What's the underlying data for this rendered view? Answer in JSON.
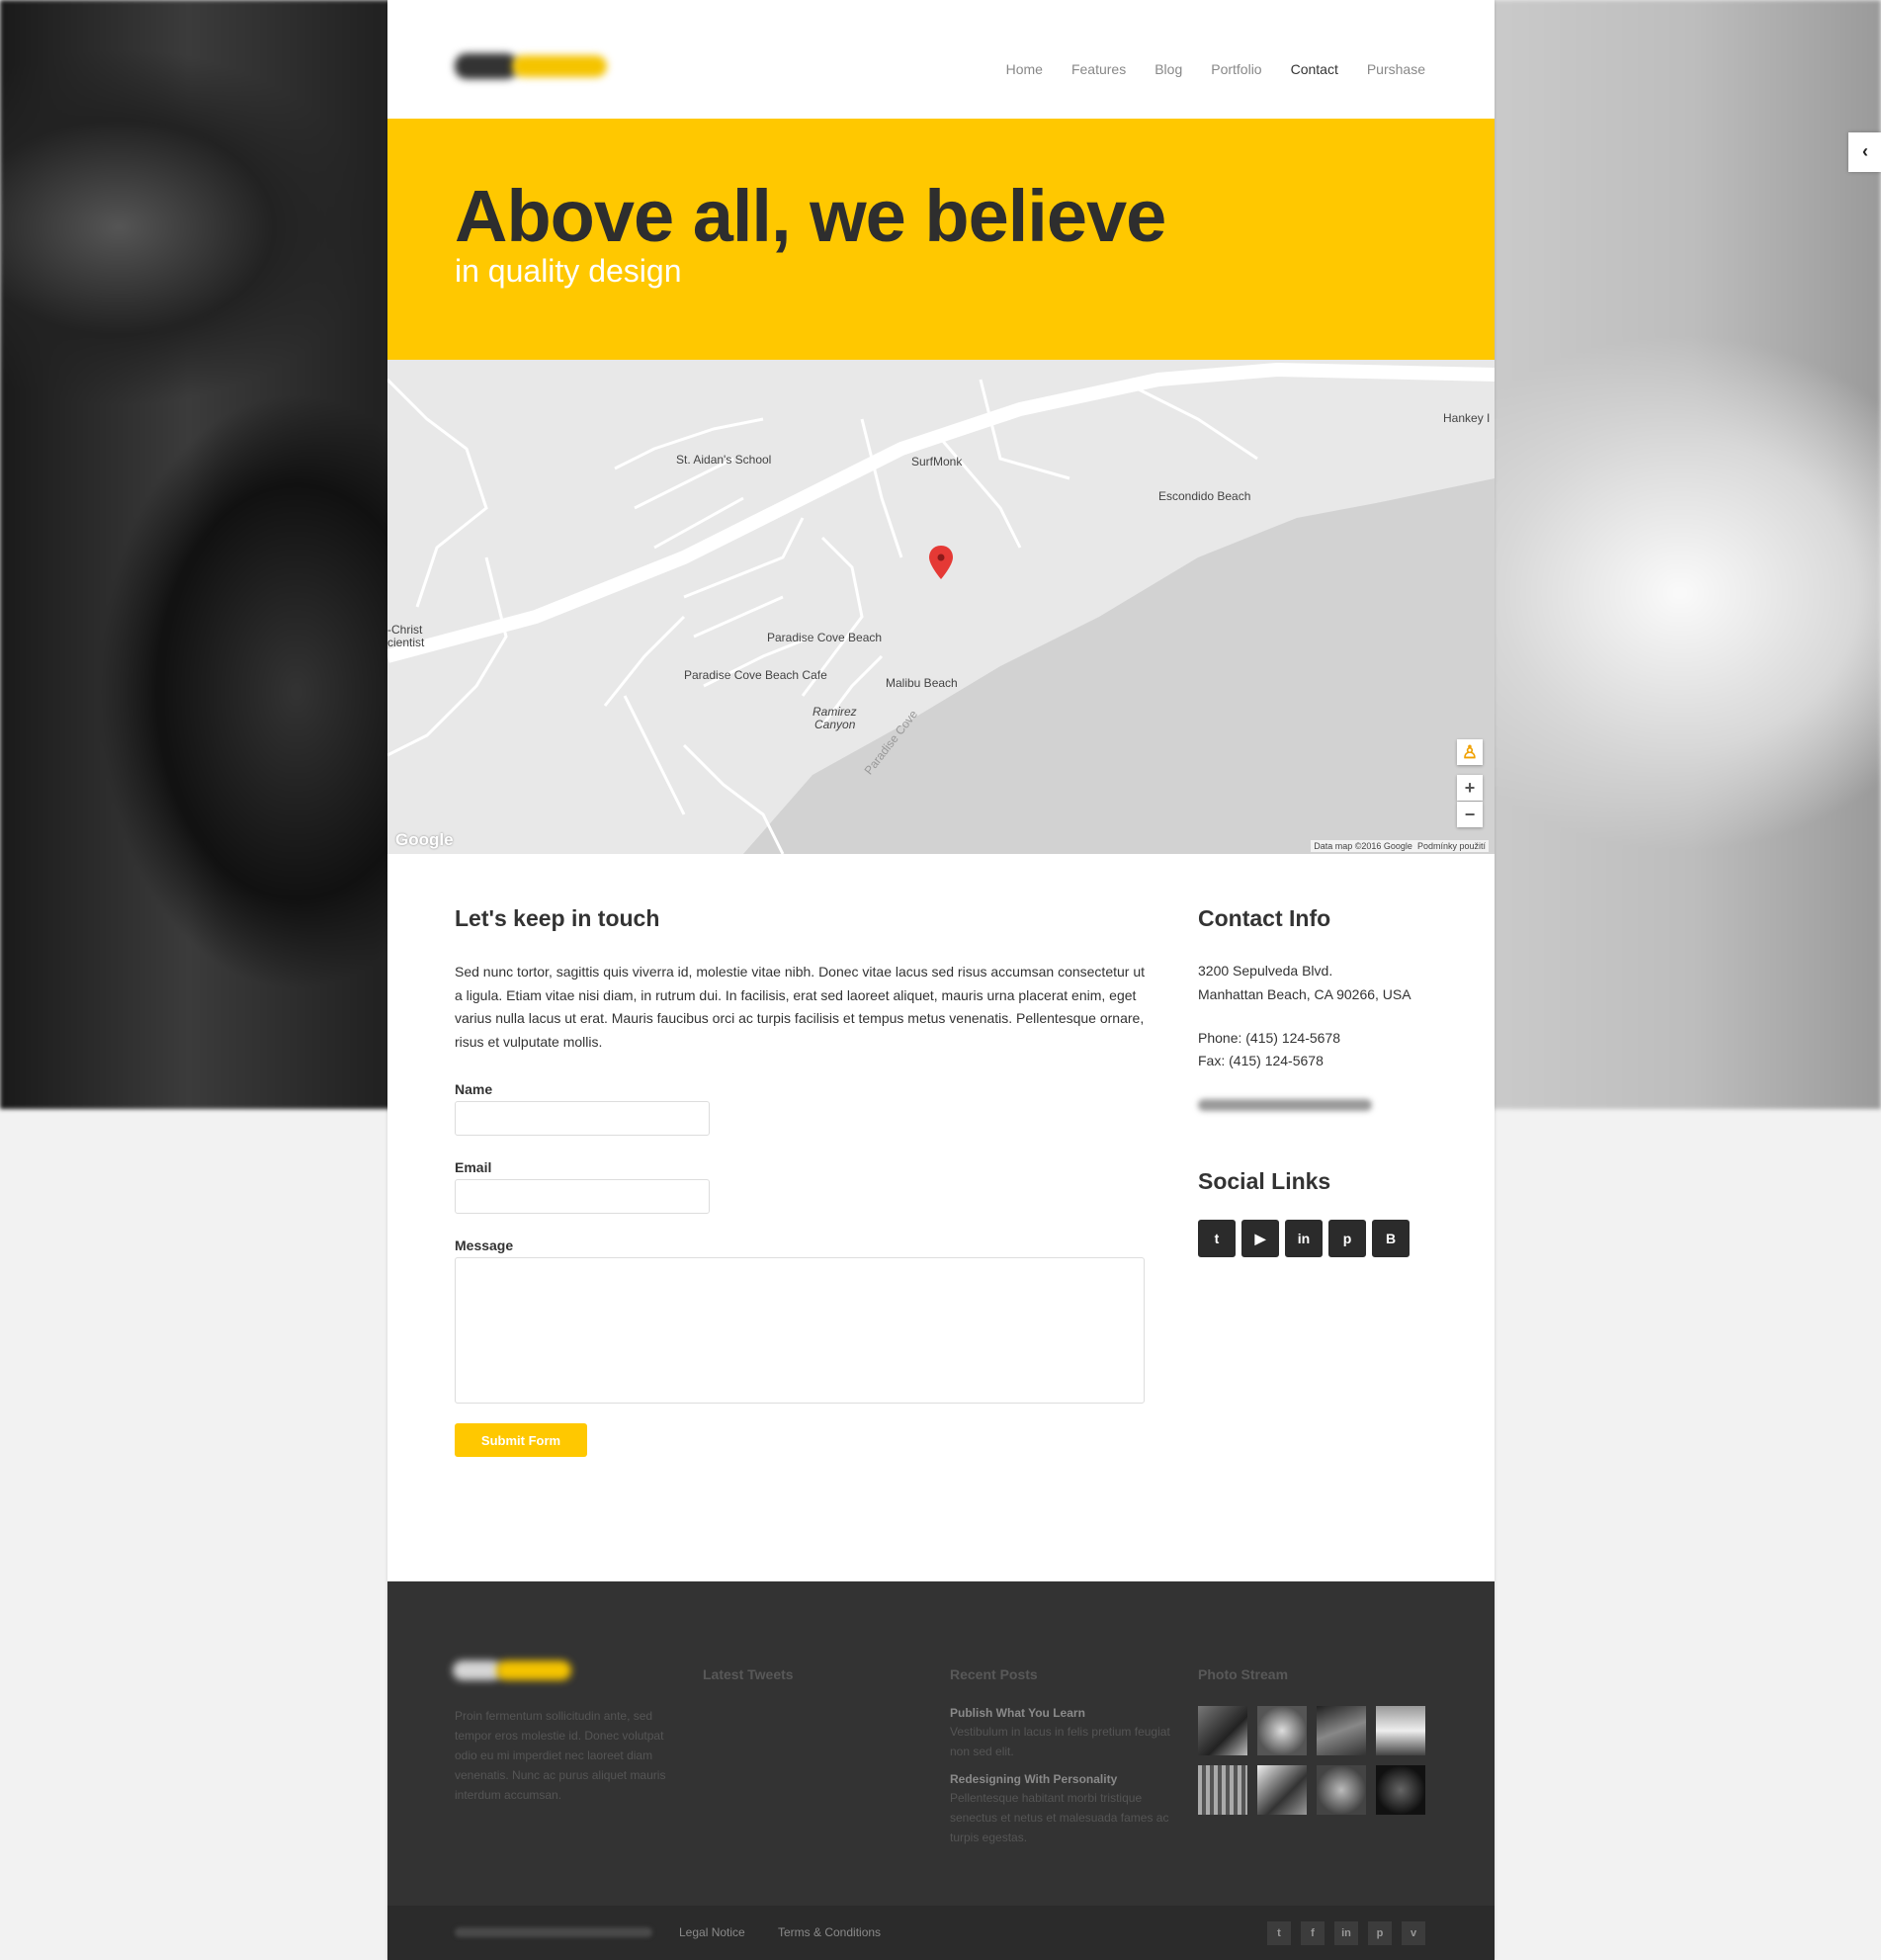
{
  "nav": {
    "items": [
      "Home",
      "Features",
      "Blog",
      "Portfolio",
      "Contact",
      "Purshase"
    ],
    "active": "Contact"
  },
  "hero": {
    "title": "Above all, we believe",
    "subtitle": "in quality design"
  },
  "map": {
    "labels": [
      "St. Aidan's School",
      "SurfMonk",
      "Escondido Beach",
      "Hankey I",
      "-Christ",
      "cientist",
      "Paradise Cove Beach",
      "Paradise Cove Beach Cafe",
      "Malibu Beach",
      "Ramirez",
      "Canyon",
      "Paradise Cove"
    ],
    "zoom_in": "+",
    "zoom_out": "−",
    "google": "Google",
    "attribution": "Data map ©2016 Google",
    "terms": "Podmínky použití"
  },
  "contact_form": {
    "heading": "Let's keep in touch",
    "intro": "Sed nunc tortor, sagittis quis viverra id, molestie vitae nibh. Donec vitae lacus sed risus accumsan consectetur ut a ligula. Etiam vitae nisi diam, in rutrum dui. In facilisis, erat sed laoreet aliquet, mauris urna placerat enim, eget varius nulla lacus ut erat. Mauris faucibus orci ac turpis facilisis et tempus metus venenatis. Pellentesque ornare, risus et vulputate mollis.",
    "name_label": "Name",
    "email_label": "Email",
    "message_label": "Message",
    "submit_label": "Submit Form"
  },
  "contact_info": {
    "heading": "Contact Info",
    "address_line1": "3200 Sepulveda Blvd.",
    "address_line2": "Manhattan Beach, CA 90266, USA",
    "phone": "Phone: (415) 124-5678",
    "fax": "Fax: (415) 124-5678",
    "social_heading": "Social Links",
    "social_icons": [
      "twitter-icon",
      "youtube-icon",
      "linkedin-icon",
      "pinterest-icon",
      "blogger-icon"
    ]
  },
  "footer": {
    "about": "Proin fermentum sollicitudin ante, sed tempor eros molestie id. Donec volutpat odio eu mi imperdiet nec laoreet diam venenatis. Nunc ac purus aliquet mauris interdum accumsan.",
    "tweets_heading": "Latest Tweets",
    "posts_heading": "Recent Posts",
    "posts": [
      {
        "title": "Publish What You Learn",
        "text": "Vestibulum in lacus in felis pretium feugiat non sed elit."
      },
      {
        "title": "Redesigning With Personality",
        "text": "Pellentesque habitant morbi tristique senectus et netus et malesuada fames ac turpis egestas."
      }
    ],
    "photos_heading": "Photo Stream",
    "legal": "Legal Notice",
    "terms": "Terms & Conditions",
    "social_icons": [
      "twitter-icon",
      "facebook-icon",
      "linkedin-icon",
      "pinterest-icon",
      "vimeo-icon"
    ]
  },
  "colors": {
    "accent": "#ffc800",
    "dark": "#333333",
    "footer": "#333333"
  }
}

* * *

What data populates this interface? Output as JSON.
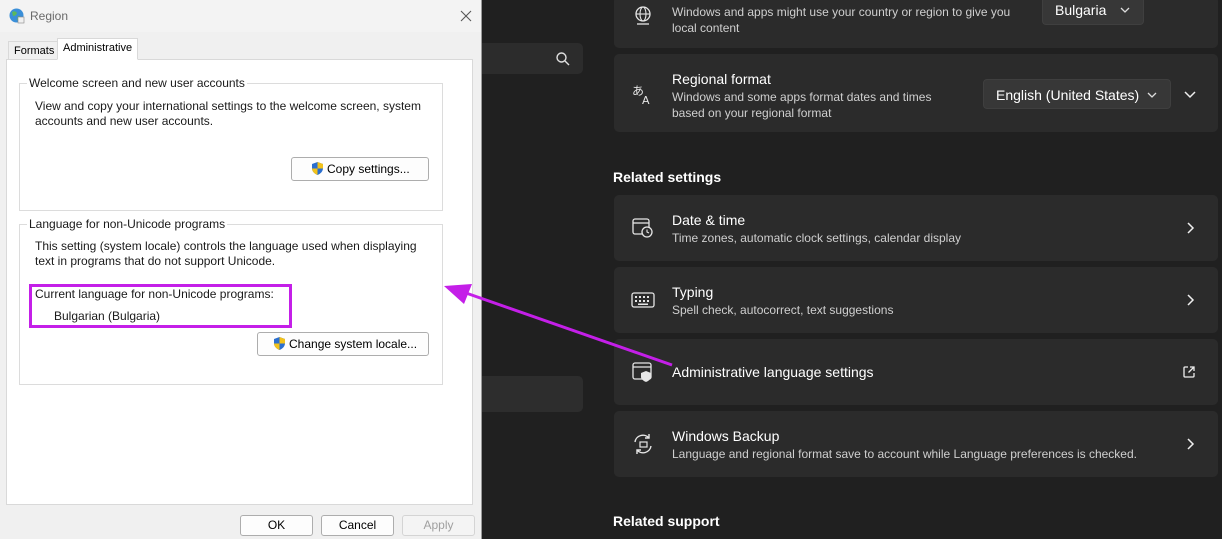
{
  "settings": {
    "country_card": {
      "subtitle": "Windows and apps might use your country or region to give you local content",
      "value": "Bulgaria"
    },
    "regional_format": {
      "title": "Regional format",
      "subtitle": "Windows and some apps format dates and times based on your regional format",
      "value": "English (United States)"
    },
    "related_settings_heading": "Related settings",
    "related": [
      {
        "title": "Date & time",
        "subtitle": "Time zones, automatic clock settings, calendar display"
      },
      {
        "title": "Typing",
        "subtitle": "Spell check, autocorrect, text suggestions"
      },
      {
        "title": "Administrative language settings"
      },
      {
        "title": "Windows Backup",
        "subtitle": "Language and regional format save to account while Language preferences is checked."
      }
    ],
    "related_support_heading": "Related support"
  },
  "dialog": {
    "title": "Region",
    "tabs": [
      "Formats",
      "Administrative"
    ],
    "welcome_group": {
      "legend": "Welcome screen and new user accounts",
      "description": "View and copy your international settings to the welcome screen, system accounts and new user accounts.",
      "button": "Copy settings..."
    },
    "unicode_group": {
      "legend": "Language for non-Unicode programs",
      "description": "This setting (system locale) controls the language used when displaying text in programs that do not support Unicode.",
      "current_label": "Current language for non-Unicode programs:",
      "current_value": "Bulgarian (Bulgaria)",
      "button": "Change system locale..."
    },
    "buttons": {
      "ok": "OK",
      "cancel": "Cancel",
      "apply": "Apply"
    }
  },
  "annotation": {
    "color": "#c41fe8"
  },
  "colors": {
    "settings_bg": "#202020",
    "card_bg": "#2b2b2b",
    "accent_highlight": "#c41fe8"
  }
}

* * *

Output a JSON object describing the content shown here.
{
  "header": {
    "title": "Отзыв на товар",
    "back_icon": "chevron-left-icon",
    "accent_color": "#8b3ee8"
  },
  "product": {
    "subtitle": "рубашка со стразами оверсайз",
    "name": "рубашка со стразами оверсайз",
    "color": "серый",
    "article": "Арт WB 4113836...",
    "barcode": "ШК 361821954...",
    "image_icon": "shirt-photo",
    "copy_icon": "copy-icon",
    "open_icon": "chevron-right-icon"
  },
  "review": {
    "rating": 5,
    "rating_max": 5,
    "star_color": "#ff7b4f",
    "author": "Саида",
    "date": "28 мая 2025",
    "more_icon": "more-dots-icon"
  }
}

#### Exercise:
Gather each line holding the string "terms".

#### Result:
    "terms": "Podmínky použití"
    "terms": "Terms & Conditions",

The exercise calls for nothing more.